--- RECORDED INFORMATION ---

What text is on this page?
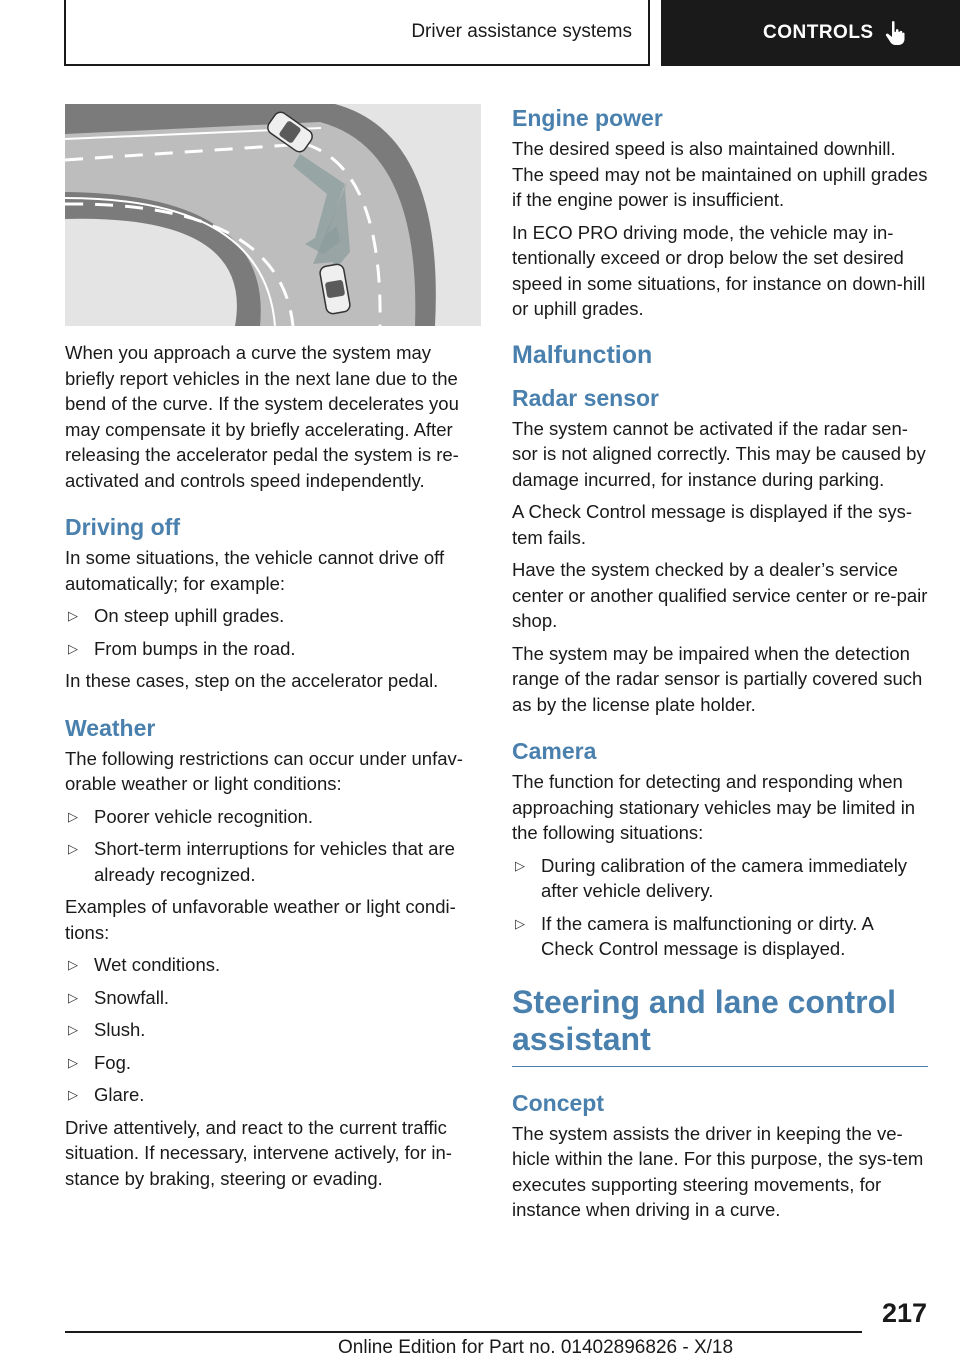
Driver assistance systems	CONTROLS

When you approach a curve the system may briefly report vehicles in the next lane due to the bend of the curve. If the system decelerates you may compensate it by briefly accelerating. After releasing the accelerator pedal the system is re-activated and controls speed independently.

Driving off

In some situations, the vehicle cannot drive off automatically; for example:

▷ On steep uphill grades.
▷ From bumps in the road.

In these cases, step on the accelerator pedal.

Weather

The following restrictions can occur under unfav-orable weather or light conditions:

▷ Poorer vehicle recognition.
▷ Short-term interruptions for vehicles that are already recognized.

Examples of unfavorable weather or light condi-tions:

▷ Wet conditions.
▷ Snowfall.
▷ Slush.
▷ Fog.
▷ Glare.

Drive attentively, and react to the current traffic situation. If necessary, intervene actively, for in-stance by braking, steering or evading.

Engine power

The desired speed is also maintained downhill. The speed may not be maintained on uphill grades if the engine power is insufficient.

In ECO PRO driving mode, the vehicle may in-tentionally exceed or drop below the set desired speed in some situations, for instance on down-hill or uphill grades.

Malfunction
Radar sensor

The system cannot be activated if the radar sen-sor is not aligned correctly. This may be caused by damage incurred, for instance during parking.

A Check Control message is displayed if the sys-tem fails.

Have the system checked by a dealer’s service center or another qualified service center or re-pair shop.

The system may be impaired when the detection range of the radar sensor is partially covered such as by the license plate holder.

Camera

The function for detecting and responding when approaching stationary vehicles may be limited in the following situations:

▷ During calibration of the camera immediately after vehicle delivery.
▷ If the camera is malfunctioning or dirty. A Check Control message is displayed.
Steering and lane control assistant
Concept

The system assists the driver in keeping the ve-hicle within the lane. For this purpose, the sys-tem executes supporting steering movements, for instance when driving in a curve.

217
Online Edition for Part no. 01402896826 - X/18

---

EXERCISE DETAILS |
Make an exact copy of every record, pictures excluded.

EXERCISE RESULT |
What text is on this page?
Driver assistance systems	CONTROLS

When you approach a curve the system may briefly report vehicles in the next lane due to the bend of the curve. If the system decelerates you may compensate it by briefly accelerating. After releasing the accelerator pedal the system is re-activated and controls speed independently.

Driving off

In some situations, the vehicle cannot drive off automatically; for example:

▷ On steep uphill grades.
▷ From bumps in the road.

In these cases, step on the accelerator pedal.

Weather

The following restrictions can occur under unfav-orable weather or light conditions:

▷ Poorer vehicle recognition.
▷ Short-term interruptions for vehicles that are already recognized.

Examples of unfavorable weather or light condi-tions:

▷ Wet conditions.
▷ Snowfall.
▷ Slush.
▷ Fog.
▷ Glare.

Drive attentively, and react to the current traffic situation. If necessary, intervene actively, for in-stance by braking, steering or evading.

Engine power

The desired speed is also maintained downhill. The speed may not be maintained on uphill grades if the engine power is insufficient.

In ECO PRO driving mode, the vehicle may in-tentionally exceed or drop below the set desired speed in some situations, for instance on down-hill or uphill grades.

Malfunction
Radar sensor

The system cannot be activated if the radar sen-sor is not aligned correctly. This may be caused by damage incurred, for instance during parking.

A Check Control message is displayed if the sys-tem fails.

Have the system checked by a dealer’s service center or another qualified service center or re-pair shop.

The system may be impaired when the detection range of the radar sensor is partially covered such as by the license plate holder.

Camera

The function for detecting and responding when approaching stationary vehicles may be limited in the following situations:

▷ During calibration of the camera immediately after vehicle delivery.
▷ If the camera is malfunctioning or dirty. A Check Control message is displayed.
Steering and lane control assistant
Concept

The system assists the driver in keeping the ve-hicle within the lane. For this purpose, the sys-tem executes supporting steering movements, for instance when driving in a curve.

217
Online Edition for Part no. 01402896826 - X/18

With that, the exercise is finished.